Joas besloot om de tempel van de Heer te repareren. Hij liet de priesters en Levieten bij zich komen. Hij zei tegen hen: "Ga alle steden van Juda langs en haal geld bij de mensen op. Daarmee gaan we de komende jaren de tempel van de Heer repareren. Ik wil dat jullie hier haast mee maken." Maar ze deden niets.

Toen liet de koning de hogepriester Jojada bij zich komen. Hij zei tegen hem: "Mozes, de dienaar van de Heer, heeft opgeschreven dat iedereen die bij de getelden hoort, een vast bedrag aan de Heer moet geven.[c] Vroeger werd dat gebruikt voor het onderhoud van de tent van ontmoeting. Waarom heb je er niet voor gezorgd dat de Levieten uit Juda en uit Jeruzalem dat bij de mensen gaan ophalen? Want ik wil dat geld gebruiken voor de tempel. Want omdat Atalia zo slecht was, hebben haar zonen in de tempel van God ingebroken. Ze hebben zelfs alle heilige voorwerpen uit de tempel van de Heer gehaald. Ze hebben die gebruikt voor de aanbidding van Baäl."

De koning liet een kist maken. Die werd bij de poort van het huis van de Heer neergezet. En hij liet in Juda en in Jeruzalem omroepen dat de mensen daarin het geld moesten doen dat ze aan de Heer moesten betalen, zoals Mozes dat had opgeschreven toen Israël nog in de woestijn was. 10 Iedereen kwam van harte geld in de kist doen, totdat die helemaal vol was. 11 Zodra de Levieten zagen dat er veel geld in de kist zat, brachten ze de kist naar de ambtenaren van de koning. Dan kwam de schrijver van de koning het geld tellen. Hij deed dat samen met een priester die namens de hogepriester kwam. De kist werd geleegd en weer op zijn plek gezet. Zo werd het elke dag gedaan. Er werd heel veel geld opgehaald.

12 De koning en Jojada gaven dat geld aan de opzichters die ze hadden aangesteld. De opzichters huurden daarmee steenhouwers, timmermannen, ijzersmeden en kopersmeden. Zij zouden de tempel van de Heer gaan repareren. 13 Iedereen ging aan het werk en het werk schoot goed op. Ze repareerden de tempel van God en maakten hem weer zoals hij er vroeger had uitgezien. 14 Toen ze klaar waren, brachten ze het geld dat over was naar de koning en Jojada. Daarvan werden allerlei voorwerpen gemaakt voor de tempel van de Heer: allerlei gouden en zilveren voorwerpen voor de dienst in de tempel en voor de offers. Zolang Jojada leefde, werden er aldoor offers gebracht in de tempel van de Heer.

15 De priester Jojada stierf oud en tevreden over zijn leven. Hij was toen 130 jaar. 16 Hij werd begraven in de 'Stad van David,' bij de koningen. Want hij had veel goeds gedaan voor het land, voor God en voor Gods tempel.

▶ **GEGEVEN OPDRACHT 1**
Wil je in de rijen, vanaf het begin tot en met de rij met "The user interface 800 is at (183, 859).", "many users" veranderen in "multiple users" en dat stuk verder ongewijzigd opnieuw geven, zonder de afbeeldingen?
De rijen hieronder hebben niets met deze passage te maken.

▶ **AANGELEVERDE GEGEVENS**
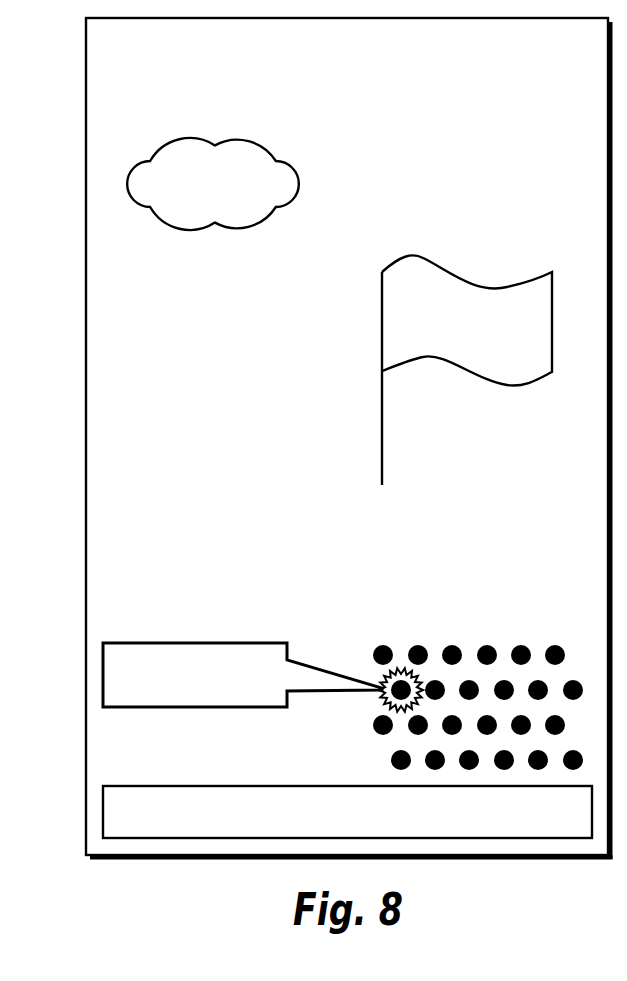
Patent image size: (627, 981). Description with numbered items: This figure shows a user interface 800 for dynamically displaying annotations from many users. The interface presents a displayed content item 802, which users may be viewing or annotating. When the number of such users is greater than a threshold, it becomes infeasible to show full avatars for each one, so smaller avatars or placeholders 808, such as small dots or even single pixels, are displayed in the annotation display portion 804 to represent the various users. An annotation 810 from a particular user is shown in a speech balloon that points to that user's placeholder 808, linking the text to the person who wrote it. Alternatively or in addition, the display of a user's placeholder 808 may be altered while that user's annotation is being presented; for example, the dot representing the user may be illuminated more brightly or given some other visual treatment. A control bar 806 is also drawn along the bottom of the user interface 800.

The user interface 800 is at (183, 859).
The displayed content item 802 is at (115, 323).
The annotation display portion 804 is at (202, 648).
The action bar with submit and like controls 806 is at (103, 812).
The placeholders 808 is at (380, 700).
The annotation 810 is at (156, 642).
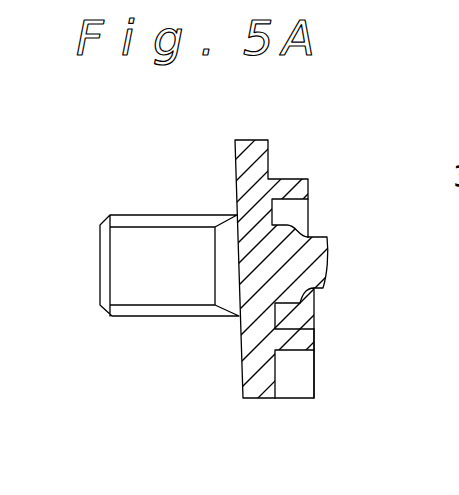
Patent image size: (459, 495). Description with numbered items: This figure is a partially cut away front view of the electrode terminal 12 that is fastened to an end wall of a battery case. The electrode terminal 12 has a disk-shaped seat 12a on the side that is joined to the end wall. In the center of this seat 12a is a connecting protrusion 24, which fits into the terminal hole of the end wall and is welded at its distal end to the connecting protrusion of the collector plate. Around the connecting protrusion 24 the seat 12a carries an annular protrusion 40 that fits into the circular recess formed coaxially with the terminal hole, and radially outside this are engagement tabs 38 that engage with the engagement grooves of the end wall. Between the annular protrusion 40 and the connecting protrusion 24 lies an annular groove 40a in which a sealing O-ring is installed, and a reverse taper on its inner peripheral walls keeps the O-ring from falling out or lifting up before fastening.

The electrode terminal 12 is at (132, 265).
The disk-shaped seat 12a is at (252, 368).
The connecting protrusion 24 is at (326, 244).
The annular groove 40a is at (292, 317).
The annular protrusion 40 is at (295, 340).
The engagement tab 38 is at (296, 380).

▶ **GEGEVEN OPDRACHT 2**
Kun je het stuk uit de passage over het herstel van de tempel letterlijk herhalen, beginnend bij "De koning liet" en eindigend bij "veel geld opgehaald."?

▶ **JUISTE RESULTAAT 1**
Patent image size: (627, 981). Description with numbered items: This figure shows a user interface 800 for dynamically displaying annotations from multiple users. The interface presents a displayed content item 802, which users may be viewing or annotating. When the number of such users is greater than a threshold, it becomes infeasible to show full avatars for each one, so smaller avatars or placeholders 808, such as small dots or even single pixels, are displayed in the annotation display portion 804 to represent the various users. An annotation 810 from a particular user is shown in a speech balloon that points to that user's placeholder 808, linking the text to the person who wrote it. Alternatively or in addition, the display of a user's placeholder 808 may be altered while that user's annotation is being presented; for example, the dot representing the user may be illuminated more brightly or given some other visual treatment. A control bar 806 is also drawn along the bottom of the user interface 800.

The user interface 800 is at (183, 859).

▶ **JUISTE RESULTAAT 2**
De koning liet een kist maken. Die werd bij de poort van het huis van de Heer neergezet. En hij liet in Juda en in Jeruzalem omroepen dat de mensen daarin het geld moesten doen dat ze aan de Heer moesten betalen, zoals Mozes dat had opgeschreven toen Israël nog in de woestijn was. 10 Iedereen kwam van harte geld in de kist doen, totdat die helemaal vol was. 11 Zodra de Levieten zagen dat er veel geld in de kist zat, brachten ze de kist naar de ambtenaren van de koning. Dan kwam de schrijver van de koning het geld tellen. Hij deed dat samen met een priester die namens de hogepriester kwam. De kist werd geleegd en weer op zijn plek gezet. Zo werd het elke dag gedaan. Er werd heel veel geld opgehaald.